Read through the data and report every line in which the word "defendants" occurs.
↓↓↓
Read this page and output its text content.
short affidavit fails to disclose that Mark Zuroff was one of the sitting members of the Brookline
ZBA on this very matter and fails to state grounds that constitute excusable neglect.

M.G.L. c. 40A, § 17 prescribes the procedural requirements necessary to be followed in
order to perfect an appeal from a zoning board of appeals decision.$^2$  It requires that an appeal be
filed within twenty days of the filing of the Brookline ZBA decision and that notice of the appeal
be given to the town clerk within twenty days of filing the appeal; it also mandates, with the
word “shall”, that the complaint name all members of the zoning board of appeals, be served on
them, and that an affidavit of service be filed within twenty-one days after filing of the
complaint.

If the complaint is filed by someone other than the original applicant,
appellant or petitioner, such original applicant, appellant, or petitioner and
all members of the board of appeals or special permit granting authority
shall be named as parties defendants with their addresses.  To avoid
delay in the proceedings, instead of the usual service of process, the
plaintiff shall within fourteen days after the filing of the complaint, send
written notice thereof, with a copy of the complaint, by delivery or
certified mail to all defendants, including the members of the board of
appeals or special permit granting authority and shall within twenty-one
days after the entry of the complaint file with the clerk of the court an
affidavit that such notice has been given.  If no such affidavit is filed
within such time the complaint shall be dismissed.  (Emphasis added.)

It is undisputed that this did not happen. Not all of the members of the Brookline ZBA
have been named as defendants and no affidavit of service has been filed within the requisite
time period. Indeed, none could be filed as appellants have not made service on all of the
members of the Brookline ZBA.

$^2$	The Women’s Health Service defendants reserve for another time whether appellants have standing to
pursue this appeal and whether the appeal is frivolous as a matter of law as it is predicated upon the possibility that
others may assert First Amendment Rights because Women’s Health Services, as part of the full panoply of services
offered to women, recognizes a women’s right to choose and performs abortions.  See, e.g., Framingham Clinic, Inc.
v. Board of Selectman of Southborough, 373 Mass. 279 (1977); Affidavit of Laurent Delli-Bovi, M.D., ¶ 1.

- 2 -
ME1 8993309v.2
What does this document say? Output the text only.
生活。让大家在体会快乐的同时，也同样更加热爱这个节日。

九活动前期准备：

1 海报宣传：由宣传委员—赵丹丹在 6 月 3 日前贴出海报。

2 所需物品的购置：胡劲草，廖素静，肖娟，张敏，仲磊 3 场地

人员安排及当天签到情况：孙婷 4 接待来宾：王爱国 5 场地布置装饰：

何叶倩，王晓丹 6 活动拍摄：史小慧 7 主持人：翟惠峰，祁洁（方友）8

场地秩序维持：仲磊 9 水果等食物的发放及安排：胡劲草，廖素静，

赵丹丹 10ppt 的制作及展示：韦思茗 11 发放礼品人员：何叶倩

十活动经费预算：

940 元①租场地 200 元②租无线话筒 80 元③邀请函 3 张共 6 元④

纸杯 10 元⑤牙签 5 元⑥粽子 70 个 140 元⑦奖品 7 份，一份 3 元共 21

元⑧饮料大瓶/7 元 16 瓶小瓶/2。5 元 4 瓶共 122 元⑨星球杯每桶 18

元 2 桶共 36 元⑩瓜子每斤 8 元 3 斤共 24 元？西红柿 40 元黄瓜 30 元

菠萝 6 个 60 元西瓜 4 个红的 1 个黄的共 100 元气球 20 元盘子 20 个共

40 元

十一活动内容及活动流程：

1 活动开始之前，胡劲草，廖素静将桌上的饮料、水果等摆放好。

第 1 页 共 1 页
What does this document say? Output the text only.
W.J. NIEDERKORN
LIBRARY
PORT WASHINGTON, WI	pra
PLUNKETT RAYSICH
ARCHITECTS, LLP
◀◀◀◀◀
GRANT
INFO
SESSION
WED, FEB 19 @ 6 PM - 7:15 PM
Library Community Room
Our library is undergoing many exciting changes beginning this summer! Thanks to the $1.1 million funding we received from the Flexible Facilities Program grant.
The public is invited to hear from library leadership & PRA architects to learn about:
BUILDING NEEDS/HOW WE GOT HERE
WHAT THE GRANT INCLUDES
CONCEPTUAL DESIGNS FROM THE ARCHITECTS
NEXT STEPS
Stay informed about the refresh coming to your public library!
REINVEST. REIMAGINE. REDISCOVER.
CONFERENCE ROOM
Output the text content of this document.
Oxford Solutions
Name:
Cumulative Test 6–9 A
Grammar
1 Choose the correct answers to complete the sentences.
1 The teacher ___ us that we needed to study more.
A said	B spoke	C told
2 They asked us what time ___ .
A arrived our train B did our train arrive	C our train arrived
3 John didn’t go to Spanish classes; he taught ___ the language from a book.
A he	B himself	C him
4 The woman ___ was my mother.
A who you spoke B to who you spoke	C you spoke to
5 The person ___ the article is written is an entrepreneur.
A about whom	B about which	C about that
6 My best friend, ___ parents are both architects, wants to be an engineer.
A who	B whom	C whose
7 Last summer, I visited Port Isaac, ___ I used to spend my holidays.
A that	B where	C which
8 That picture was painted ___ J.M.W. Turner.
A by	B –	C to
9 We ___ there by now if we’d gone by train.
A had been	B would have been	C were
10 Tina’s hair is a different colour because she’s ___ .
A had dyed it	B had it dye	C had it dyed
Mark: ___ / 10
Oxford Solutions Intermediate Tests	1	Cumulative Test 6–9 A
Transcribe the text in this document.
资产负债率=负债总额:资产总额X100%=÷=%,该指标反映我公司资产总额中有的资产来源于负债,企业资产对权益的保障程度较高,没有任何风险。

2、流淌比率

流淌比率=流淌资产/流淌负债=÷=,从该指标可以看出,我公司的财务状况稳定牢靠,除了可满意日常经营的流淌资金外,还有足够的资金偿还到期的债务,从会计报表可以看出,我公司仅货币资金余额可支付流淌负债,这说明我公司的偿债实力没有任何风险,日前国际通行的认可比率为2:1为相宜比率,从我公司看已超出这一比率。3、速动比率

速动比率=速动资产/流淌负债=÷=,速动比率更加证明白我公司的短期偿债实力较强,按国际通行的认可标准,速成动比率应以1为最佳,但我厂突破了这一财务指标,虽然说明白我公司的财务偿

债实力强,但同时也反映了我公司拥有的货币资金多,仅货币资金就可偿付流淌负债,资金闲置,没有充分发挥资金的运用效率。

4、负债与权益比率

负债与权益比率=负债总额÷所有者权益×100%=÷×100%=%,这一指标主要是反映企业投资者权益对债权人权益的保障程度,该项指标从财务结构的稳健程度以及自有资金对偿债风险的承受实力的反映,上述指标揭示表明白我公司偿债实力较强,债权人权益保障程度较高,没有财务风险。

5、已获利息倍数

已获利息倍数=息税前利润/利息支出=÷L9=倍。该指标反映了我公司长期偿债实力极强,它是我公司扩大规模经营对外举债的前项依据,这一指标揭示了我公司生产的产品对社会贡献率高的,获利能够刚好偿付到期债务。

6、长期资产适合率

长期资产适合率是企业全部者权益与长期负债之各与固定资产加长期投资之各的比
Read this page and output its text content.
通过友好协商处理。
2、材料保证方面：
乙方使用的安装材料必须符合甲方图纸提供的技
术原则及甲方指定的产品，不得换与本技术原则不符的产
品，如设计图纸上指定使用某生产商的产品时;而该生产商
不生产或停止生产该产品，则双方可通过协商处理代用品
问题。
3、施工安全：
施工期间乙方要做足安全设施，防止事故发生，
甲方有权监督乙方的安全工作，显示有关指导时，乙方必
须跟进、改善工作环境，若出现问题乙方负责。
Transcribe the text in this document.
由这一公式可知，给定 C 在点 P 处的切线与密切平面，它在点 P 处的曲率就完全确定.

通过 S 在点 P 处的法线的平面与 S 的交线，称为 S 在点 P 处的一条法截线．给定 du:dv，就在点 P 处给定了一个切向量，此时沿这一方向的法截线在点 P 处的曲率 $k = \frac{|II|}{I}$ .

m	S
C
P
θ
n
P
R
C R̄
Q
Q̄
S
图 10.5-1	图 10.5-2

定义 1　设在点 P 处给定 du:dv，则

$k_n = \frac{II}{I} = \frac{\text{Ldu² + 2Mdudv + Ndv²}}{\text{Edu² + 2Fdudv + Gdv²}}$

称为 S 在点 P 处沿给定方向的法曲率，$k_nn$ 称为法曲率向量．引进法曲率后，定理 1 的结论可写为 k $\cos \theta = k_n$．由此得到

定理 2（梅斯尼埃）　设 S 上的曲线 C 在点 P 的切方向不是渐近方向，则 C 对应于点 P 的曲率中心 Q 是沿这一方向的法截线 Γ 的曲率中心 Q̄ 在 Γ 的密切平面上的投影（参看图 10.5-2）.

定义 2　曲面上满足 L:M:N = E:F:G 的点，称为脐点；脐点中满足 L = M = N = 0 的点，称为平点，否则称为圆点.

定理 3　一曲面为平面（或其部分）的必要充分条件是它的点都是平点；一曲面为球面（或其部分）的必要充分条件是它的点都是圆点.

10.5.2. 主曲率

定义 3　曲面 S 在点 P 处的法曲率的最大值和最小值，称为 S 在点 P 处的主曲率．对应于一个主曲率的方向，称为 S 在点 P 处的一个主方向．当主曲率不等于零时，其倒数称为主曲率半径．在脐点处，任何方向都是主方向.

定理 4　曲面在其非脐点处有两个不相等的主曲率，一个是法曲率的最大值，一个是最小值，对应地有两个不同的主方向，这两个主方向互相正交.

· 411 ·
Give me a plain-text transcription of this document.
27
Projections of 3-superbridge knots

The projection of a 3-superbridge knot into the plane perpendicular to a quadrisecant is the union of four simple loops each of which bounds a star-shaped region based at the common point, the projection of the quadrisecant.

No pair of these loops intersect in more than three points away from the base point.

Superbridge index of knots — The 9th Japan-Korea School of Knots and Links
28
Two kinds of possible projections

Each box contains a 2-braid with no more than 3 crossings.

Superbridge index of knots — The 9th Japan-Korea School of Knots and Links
↑↑↑
§ Task solution
shall be named as parties defendants with their addresses.  To avoid
certified mail to all defendants, including the members of the board of
have been named as defendants and no affidavit of service has been filed within the requisite
$^2$	The Women’s Health Service defendants reserve for another time whether appellants have standing to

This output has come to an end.